Find the line that contains "Give me the" in the entries below. Output it and each later line exactly, and nothing else.

|---|

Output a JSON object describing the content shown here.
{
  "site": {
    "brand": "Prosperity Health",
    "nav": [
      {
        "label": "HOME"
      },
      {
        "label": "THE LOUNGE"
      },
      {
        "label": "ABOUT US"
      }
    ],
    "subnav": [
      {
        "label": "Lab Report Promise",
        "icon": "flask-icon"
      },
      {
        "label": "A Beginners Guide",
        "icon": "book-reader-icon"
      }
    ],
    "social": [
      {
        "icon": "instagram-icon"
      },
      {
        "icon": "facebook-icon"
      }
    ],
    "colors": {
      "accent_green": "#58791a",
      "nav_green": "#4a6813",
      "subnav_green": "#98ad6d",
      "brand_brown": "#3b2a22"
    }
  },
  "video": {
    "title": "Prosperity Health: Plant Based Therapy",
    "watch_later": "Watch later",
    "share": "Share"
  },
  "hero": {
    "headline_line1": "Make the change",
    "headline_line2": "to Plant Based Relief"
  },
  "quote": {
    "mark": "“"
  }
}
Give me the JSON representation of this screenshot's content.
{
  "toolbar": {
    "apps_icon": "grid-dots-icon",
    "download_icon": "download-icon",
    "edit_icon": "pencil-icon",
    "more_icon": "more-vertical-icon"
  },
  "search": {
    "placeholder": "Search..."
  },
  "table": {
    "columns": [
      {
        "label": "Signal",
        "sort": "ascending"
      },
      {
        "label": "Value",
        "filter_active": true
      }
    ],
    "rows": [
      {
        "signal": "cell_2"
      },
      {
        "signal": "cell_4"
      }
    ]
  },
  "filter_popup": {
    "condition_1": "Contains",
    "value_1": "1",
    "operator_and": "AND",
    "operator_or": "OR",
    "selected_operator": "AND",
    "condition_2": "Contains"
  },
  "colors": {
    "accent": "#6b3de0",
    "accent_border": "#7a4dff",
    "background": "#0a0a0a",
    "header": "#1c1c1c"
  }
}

|---|

Exercise answer.
Give me the JSON representation of this screenshot's content.
{
  "toolbar": {
    "apps_icon": "grid-dots-icon",
    "download_icon": "download-icon",
    "edit_icon": "pencil-icon",
    "more_icon": "more-vertical-icon"
  },
  "search": {
    "placeholder": "Search..."
  },
  "table": {
    "columns": [
      {
        "label": "Signal",
        "sort": "ascending"
      },
      {
        "label": "Value",
        "filter_active": true
      }
    ],
    "rows": [
      {
        "signal": "cell_2"
      },
      {
        "signal": "cell_4"
      }
    ]
  },
  "filter_popup": {
    "condition_1": "Contains",
    "value_1": "1",
    "operator_and": "AND",
    "operator_or": "OR",
    "selected_operator": "AND",
    "condition_2": "Contains"
  },
  "colors": {
    "accent": "#6b3de0",
    "accent_border": "#7a4dff",
    "background": "#0a0a0a",
    "header": "#1c1c1c"
  }
}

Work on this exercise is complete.